=== Given request ===
Check each line of the entries below for the string "data" and state how many lines have it, with no other text.
Start
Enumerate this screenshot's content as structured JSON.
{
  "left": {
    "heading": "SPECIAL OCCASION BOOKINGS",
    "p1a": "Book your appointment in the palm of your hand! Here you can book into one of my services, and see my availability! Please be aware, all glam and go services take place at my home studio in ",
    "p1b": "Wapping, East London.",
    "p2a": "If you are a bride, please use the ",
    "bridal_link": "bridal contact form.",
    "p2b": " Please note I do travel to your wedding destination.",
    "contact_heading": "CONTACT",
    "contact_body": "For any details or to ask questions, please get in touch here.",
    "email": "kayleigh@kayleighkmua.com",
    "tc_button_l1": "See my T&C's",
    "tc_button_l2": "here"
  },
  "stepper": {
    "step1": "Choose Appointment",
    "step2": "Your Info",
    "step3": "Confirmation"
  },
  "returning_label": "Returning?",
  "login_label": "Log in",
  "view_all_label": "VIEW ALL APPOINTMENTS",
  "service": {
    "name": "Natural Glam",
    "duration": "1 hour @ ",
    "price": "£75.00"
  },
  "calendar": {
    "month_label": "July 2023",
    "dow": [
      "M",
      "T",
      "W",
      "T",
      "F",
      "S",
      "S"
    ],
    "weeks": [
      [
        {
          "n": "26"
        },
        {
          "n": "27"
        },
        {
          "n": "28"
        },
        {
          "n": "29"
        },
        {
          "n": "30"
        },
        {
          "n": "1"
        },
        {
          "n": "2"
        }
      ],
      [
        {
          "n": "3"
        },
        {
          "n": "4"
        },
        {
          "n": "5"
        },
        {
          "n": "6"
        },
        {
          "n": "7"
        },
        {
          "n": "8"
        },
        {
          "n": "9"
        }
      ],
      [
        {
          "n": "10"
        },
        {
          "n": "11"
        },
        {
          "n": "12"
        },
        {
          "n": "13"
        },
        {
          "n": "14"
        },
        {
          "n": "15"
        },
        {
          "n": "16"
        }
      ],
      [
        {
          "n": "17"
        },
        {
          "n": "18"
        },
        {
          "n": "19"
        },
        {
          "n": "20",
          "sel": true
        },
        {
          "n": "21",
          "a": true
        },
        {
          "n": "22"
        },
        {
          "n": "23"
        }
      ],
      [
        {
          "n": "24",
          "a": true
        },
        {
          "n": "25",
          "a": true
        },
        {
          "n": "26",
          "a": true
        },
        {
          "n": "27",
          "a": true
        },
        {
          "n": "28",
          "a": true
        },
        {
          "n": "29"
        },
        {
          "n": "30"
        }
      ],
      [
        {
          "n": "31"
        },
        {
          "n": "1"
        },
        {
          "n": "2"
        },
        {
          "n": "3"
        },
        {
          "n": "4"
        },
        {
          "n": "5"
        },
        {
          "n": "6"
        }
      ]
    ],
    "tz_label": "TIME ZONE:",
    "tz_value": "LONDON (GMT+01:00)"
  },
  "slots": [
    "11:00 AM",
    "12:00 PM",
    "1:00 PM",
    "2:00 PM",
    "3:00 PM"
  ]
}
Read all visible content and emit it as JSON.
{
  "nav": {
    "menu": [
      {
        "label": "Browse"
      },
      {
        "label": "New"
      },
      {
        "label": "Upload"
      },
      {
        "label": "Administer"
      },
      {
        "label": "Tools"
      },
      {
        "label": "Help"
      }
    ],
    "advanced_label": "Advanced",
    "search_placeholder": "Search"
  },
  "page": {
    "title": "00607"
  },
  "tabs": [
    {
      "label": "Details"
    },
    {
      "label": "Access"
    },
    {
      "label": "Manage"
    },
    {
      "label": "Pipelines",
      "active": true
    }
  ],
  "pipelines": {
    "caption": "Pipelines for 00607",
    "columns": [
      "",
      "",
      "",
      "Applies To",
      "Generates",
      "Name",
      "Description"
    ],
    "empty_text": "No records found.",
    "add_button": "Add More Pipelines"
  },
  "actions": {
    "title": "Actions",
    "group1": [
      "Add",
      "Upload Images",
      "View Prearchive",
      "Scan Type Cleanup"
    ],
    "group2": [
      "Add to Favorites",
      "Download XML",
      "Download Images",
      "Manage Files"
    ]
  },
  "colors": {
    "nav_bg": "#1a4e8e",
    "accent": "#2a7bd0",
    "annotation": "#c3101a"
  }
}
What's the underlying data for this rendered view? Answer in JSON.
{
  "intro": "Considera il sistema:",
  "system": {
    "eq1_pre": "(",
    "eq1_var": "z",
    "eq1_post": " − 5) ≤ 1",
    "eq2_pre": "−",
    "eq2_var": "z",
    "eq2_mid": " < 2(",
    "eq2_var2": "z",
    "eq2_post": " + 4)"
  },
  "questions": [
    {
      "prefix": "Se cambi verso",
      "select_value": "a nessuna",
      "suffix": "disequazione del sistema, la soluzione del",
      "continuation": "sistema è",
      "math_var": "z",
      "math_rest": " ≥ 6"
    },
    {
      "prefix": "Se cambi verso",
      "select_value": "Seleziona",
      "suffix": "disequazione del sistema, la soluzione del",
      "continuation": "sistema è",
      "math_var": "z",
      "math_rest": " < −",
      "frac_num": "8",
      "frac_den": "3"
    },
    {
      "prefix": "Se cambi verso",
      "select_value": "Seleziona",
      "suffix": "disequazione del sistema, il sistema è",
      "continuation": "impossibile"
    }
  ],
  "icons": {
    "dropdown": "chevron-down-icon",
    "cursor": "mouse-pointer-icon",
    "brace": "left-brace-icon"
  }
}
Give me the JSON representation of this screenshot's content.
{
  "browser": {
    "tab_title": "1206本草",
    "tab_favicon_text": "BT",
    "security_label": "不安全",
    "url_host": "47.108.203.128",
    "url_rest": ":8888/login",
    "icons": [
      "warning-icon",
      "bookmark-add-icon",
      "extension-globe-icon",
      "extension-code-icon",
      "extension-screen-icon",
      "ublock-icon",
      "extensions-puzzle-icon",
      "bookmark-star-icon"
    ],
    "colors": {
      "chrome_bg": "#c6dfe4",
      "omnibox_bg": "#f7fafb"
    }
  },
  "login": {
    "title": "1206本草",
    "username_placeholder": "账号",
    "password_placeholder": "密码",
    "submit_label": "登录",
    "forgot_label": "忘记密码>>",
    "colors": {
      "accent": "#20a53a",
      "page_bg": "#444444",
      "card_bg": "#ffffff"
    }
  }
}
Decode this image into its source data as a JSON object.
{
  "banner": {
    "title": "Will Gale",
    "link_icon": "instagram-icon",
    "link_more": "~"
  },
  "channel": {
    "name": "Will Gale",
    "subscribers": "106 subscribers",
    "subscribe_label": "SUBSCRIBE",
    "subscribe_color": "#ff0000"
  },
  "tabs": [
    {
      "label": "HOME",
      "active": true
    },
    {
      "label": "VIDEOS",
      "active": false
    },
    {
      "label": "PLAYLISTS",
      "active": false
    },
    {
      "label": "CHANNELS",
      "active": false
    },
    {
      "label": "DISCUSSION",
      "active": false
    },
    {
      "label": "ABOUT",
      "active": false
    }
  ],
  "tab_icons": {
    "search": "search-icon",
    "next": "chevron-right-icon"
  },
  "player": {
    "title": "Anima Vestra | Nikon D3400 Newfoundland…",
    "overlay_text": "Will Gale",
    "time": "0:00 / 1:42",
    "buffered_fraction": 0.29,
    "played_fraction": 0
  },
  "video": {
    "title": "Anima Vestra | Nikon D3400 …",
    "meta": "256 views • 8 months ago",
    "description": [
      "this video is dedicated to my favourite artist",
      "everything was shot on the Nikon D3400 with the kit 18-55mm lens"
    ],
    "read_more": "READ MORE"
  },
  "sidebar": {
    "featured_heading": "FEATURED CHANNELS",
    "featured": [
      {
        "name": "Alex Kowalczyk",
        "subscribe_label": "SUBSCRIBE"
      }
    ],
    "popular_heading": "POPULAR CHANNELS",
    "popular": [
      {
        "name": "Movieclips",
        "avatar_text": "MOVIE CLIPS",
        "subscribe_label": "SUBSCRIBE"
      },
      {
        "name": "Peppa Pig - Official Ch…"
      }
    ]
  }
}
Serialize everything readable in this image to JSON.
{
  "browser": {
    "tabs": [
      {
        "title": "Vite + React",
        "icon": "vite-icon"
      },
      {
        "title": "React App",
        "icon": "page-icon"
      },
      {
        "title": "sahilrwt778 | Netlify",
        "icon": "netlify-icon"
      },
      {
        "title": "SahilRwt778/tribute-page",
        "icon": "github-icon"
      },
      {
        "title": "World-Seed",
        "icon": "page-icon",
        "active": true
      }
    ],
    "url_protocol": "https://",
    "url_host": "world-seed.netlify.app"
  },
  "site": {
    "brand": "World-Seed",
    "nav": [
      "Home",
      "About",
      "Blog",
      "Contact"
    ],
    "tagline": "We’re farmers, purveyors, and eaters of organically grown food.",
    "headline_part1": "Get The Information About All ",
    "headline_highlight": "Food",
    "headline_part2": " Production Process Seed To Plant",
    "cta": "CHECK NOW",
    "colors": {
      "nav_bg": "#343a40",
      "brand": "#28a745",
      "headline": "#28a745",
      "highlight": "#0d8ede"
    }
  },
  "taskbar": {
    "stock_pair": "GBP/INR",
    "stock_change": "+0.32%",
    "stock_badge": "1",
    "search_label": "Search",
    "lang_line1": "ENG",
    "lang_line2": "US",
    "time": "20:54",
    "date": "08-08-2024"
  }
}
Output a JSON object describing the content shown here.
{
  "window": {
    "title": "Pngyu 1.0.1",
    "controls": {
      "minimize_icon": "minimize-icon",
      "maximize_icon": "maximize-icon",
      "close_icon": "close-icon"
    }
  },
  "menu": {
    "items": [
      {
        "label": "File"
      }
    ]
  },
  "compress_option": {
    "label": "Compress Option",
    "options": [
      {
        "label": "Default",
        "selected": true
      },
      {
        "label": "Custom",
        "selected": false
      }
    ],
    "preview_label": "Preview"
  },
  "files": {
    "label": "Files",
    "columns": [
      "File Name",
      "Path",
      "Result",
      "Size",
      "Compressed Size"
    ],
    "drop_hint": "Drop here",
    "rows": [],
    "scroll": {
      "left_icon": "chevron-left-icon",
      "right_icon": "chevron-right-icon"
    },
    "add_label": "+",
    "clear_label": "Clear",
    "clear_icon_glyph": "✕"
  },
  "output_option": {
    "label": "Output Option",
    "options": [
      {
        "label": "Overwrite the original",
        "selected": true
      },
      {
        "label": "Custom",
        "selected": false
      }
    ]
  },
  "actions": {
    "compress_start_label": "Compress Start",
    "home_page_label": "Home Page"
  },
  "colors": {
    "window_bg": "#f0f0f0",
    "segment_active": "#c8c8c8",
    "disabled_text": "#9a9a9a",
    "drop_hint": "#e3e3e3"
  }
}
End
=== Response for this exercise ===
2